-- START Dataset content --

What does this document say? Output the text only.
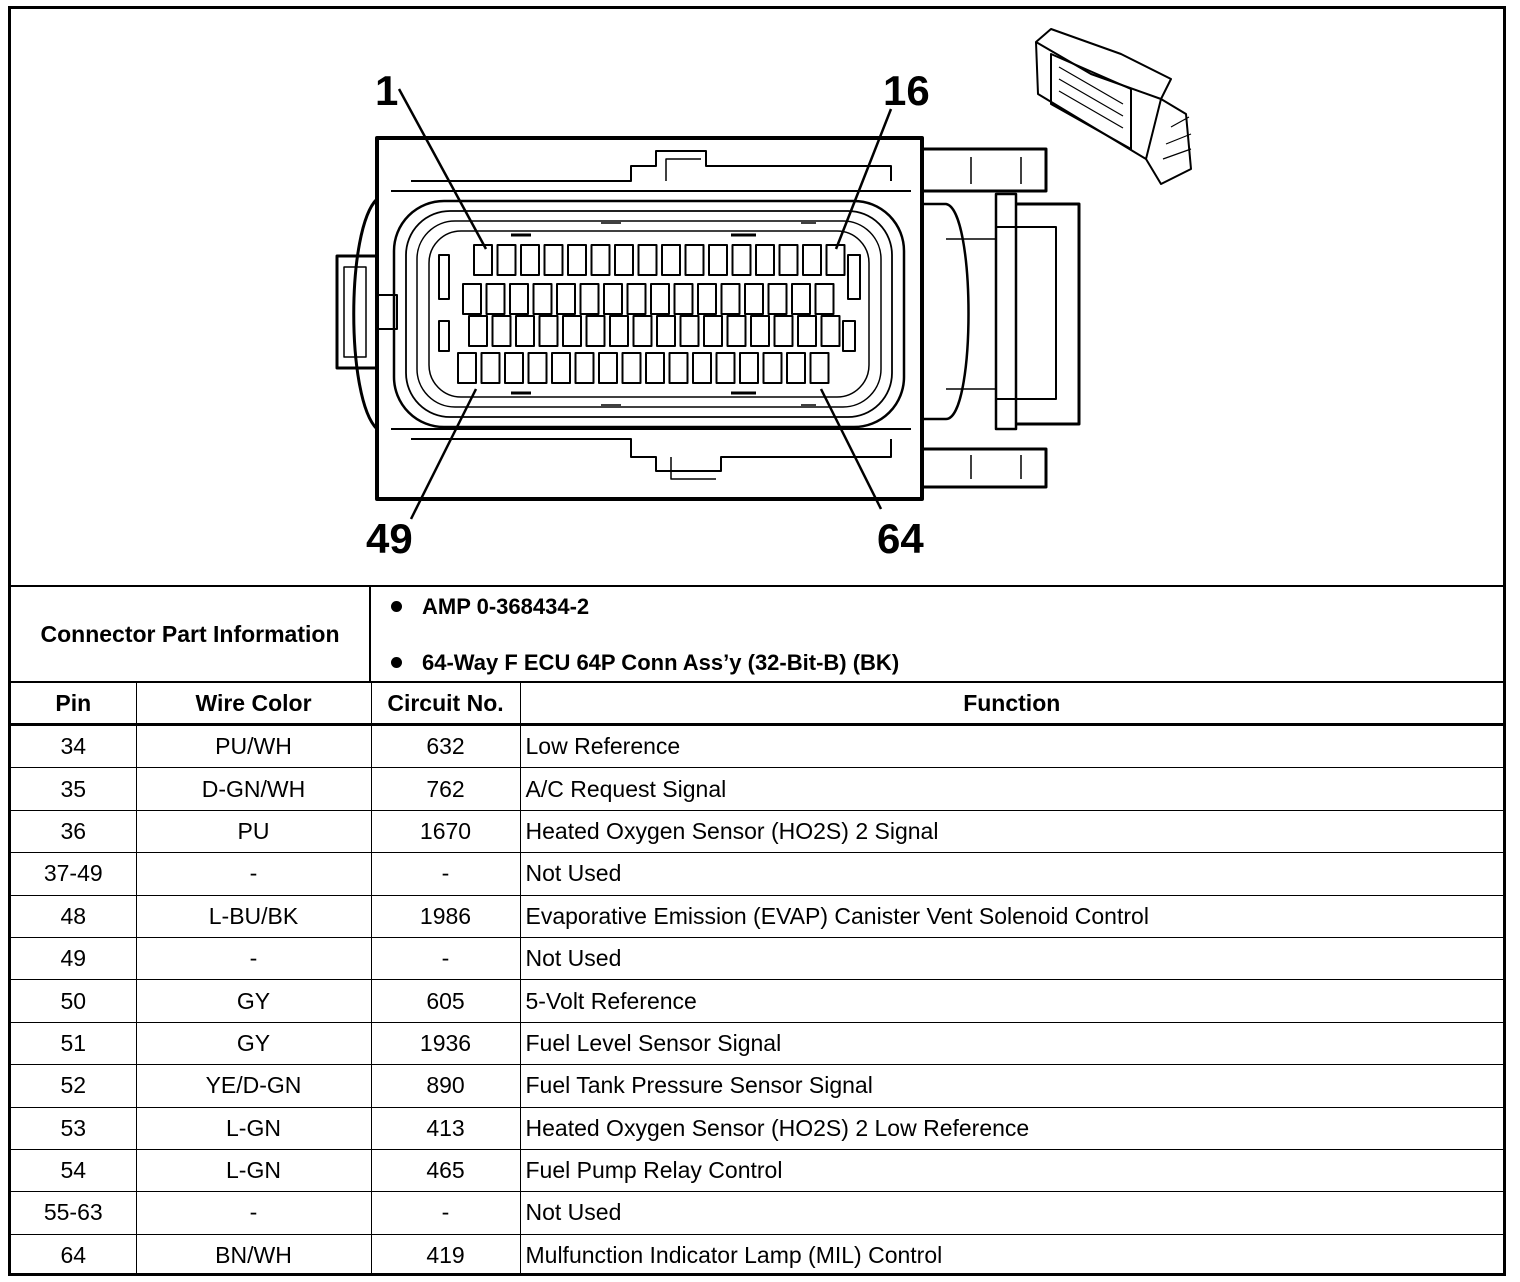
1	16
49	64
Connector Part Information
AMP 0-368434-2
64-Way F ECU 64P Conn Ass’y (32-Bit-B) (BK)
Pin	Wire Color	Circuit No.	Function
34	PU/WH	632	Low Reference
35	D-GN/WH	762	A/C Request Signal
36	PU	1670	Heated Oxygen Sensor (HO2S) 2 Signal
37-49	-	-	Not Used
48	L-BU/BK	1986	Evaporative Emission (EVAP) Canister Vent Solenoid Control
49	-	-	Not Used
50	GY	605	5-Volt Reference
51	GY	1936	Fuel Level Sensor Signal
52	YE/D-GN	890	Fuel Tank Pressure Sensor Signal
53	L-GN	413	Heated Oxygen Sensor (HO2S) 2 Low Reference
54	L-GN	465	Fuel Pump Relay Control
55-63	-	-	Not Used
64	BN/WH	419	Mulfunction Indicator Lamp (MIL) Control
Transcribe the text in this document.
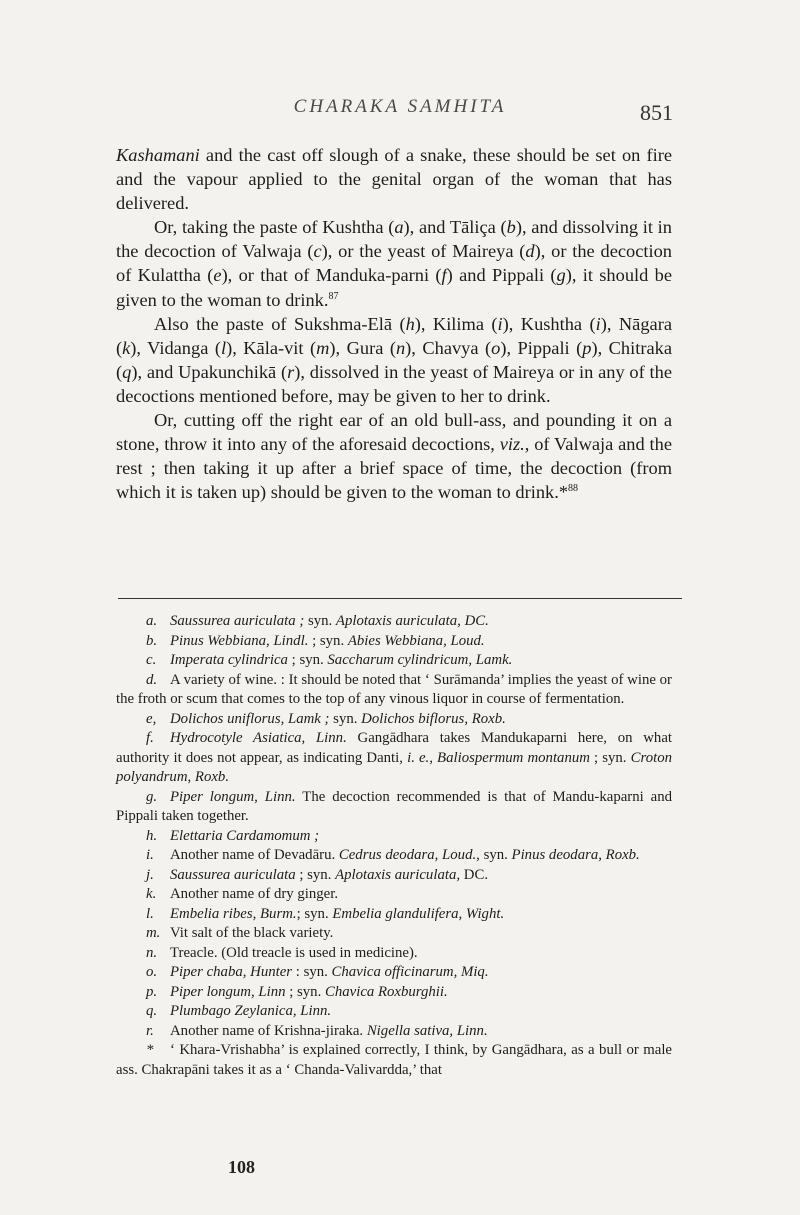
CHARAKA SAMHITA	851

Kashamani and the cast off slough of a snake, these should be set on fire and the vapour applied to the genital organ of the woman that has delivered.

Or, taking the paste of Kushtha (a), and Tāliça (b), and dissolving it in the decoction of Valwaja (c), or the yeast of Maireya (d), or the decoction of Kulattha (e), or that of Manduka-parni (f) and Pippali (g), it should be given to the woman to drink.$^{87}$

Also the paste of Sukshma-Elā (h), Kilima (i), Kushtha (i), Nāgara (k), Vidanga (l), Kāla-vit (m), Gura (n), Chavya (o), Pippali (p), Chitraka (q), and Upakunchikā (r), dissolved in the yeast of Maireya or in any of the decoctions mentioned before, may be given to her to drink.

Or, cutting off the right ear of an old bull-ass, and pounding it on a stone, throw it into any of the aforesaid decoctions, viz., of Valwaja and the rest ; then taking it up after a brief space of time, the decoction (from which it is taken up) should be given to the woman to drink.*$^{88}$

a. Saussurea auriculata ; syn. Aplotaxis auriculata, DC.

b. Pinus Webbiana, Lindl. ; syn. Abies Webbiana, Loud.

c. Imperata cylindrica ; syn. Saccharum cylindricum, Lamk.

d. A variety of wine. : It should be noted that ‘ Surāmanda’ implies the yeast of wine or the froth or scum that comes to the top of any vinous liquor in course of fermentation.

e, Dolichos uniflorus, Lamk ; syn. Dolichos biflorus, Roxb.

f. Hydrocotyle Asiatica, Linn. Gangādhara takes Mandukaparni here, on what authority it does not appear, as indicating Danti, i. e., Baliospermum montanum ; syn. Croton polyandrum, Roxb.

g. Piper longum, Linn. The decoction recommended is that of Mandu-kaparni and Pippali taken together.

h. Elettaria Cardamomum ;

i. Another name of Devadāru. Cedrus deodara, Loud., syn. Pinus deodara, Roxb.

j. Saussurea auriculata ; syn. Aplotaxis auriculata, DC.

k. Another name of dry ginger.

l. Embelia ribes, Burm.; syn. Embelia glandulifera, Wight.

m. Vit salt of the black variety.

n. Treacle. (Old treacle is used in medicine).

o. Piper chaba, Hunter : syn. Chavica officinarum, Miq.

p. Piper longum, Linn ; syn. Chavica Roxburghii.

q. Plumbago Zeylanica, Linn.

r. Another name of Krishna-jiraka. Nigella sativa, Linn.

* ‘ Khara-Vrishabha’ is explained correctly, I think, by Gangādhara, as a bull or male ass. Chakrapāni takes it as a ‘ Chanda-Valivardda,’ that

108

-- END Dataset content --
-- START Dataset content --

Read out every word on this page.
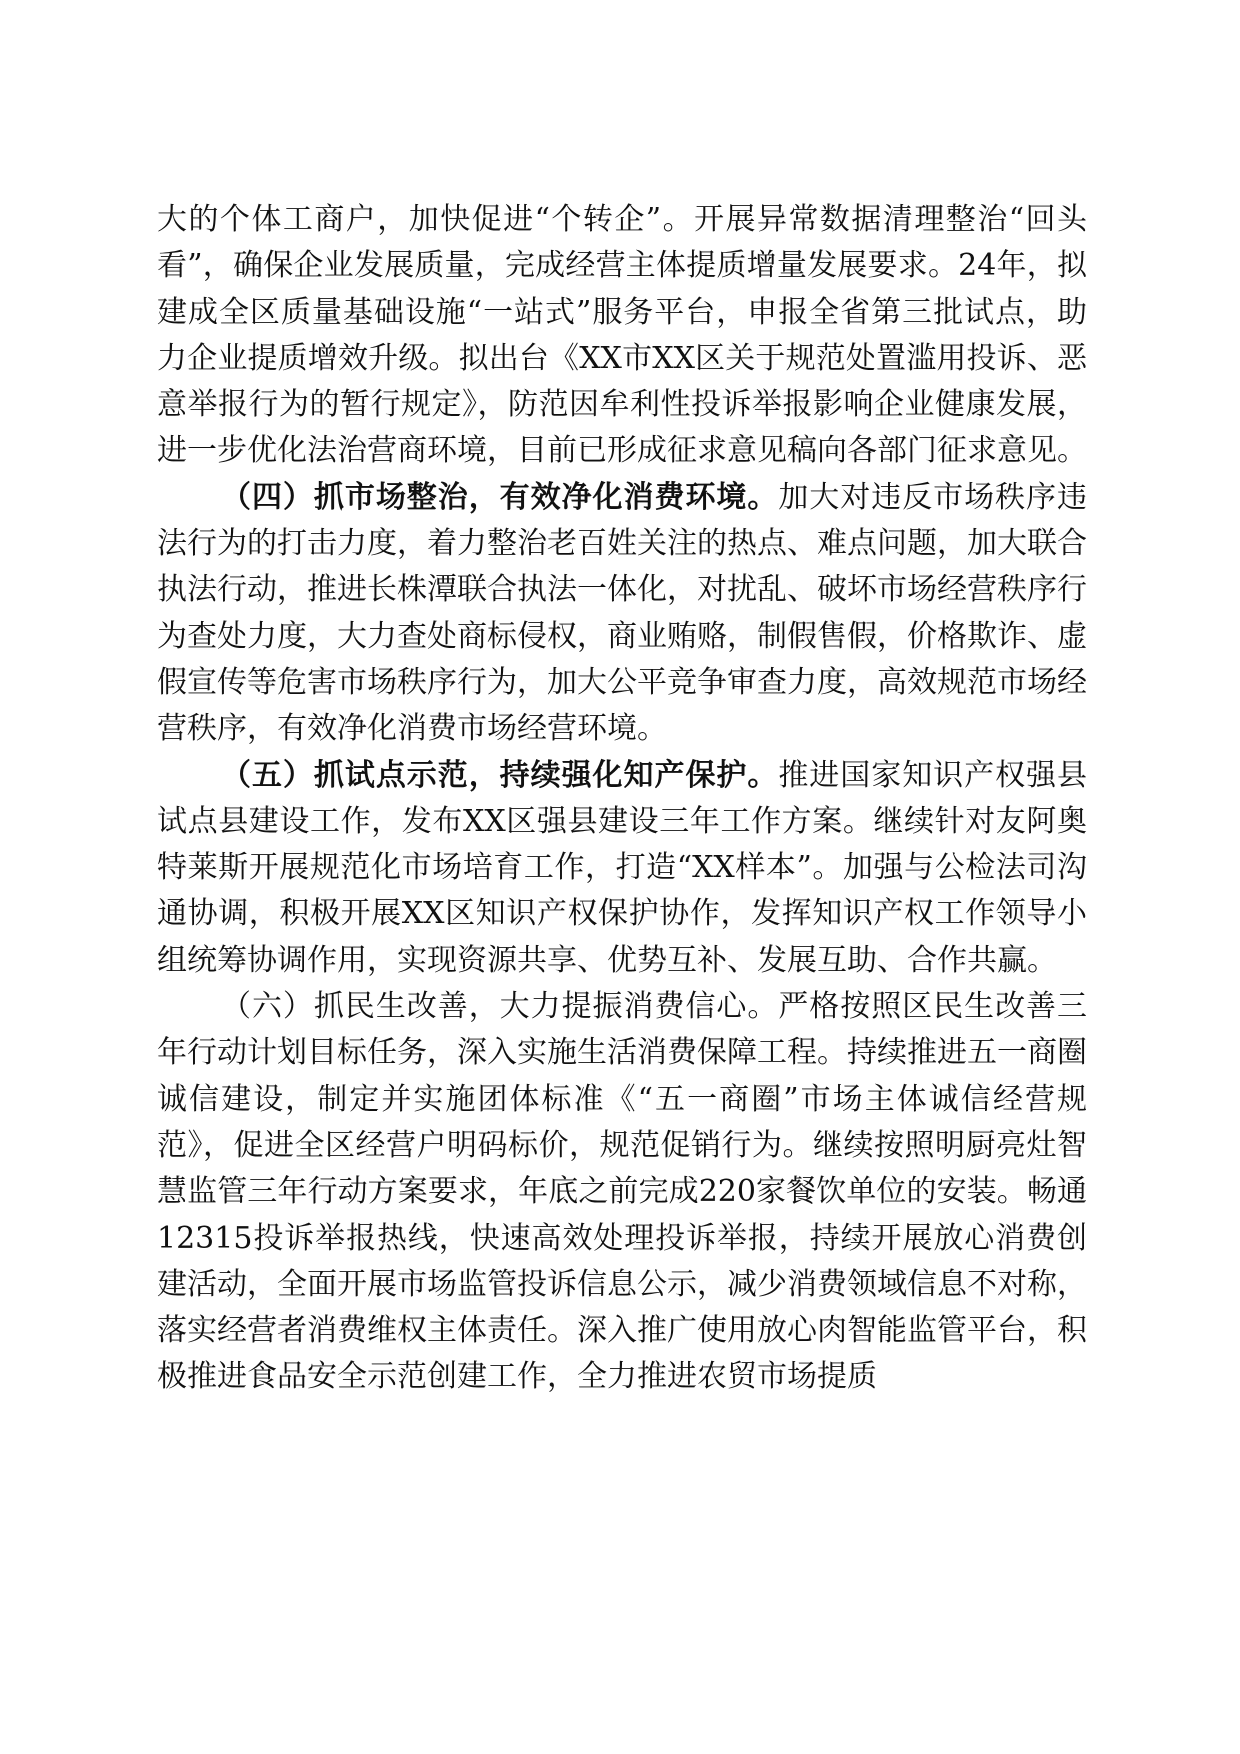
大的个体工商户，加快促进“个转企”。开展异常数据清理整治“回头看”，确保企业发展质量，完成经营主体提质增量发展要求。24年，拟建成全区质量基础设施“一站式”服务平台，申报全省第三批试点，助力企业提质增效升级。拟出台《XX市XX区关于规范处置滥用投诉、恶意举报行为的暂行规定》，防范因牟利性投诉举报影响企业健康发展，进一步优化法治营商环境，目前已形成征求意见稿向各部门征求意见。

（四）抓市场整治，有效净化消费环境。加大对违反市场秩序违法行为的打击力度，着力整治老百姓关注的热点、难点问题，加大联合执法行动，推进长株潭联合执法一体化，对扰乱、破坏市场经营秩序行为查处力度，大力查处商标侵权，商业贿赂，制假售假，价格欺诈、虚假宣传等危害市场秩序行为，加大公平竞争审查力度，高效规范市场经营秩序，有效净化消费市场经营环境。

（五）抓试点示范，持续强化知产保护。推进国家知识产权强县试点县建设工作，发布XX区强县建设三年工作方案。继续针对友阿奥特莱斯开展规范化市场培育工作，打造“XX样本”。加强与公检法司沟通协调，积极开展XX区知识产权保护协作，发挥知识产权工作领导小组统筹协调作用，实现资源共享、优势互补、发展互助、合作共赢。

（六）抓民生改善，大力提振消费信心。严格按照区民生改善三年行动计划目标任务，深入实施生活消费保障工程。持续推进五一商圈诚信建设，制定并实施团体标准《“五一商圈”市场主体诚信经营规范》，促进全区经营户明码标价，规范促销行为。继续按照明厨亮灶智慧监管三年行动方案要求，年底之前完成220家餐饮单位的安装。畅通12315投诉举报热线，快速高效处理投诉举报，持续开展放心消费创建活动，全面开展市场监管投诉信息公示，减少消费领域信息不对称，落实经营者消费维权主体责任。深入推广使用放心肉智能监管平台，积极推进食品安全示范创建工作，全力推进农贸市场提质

-- END Dataset content --
-- START Dataset content --

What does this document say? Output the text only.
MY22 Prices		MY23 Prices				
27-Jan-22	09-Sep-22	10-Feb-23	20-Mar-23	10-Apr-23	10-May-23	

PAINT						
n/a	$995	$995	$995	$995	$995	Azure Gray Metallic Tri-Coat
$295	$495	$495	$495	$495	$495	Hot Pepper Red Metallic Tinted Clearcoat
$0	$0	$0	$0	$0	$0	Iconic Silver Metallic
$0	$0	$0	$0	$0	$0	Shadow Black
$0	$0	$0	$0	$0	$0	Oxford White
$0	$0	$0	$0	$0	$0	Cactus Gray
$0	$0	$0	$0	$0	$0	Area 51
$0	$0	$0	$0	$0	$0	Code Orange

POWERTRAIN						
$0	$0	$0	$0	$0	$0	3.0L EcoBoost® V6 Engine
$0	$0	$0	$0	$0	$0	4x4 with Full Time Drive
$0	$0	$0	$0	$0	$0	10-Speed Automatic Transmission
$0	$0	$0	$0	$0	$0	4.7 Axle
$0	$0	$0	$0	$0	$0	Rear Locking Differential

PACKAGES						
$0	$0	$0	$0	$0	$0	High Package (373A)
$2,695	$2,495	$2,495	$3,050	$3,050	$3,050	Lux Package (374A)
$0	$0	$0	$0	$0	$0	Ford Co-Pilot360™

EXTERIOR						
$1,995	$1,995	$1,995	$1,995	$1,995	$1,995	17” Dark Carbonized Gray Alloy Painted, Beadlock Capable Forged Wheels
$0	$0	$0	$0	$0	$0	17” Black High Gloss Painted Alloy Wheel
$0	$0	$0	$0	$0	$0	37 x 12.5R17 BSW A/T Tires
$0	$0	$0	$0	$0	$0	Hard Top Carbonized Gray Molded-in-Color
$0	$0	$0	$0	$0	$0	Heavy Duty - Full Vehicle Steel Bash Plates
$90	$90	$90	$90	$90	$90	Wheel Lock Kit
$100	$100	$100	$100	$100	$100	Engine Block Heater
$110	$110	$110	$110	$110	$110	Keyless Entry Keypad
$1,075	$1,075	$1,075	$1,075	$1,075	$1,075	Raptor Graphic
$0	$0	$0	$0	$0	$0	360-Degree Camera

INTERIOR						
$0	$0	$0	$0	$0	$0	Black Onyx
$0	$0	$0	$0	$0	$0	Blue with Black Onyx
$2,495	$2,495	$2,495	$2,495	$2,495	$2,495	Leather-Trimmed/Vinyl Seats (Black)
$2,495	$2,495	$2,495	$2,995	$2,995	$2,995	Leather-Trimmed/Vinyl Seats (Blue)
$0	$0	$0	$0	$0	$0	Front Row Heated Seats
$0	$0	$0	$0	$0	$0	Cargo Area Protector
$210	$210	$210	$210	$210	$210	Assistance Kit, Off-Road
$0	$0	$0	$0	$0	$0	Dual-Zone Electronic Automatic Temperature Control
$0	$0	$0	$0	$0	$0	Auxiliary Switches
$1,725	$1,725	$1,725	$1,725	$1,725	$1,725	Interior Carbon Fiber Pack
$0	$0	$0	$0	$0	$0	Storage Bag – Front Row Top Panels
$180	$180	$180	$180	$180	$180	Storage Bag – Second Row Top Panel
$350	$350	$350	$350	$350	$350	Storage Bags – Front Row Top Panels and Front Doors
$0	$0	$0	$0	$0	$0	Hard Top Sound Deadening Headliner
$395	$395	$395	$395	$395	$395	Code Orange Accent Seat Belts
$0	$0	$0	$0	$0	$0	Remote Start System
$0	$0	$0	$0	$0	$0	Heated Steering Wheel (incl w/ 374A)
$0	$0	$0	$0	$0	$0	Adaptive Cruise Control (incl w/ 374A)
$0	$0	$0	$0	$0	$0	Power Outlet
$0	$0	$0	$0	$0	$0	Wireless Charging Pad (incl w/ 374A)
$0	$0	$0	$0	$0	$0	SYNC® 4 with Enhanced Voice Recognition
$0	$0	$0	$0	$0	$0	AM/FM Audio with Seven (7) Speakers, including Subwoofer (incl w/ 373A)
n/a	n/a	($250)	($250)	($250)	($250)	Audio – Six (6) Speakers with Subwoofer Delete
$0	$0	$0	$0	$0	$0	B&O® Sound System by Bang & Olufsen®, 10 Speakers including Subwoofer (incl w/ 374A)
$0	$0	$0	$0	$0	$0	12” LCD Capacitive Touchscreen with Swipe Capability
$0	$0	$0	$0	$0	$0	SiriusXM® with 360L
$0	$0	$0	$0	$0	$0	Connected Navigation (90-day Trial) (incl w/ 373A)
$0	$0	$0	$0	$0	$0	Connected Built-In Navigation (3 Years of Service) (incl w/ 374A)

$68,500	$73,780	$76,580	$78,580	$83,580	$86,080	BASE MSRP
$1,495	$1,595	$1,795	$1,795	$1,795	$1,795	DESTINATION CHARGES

-- END Dataset content --

Given instruction ▸ Pull out all lines of the data with the string "Alloy".

Result of this task ▸
$1,995	$1,995	$1,995	$1,995	$1,995	$1,995	17” Dark Carbonized Gray Alloy Painted, Beadlock Capable Forged Wheels
$0	$0	$0	$0	$0	$0	17” Black High Gloss Painted Alloy Wheel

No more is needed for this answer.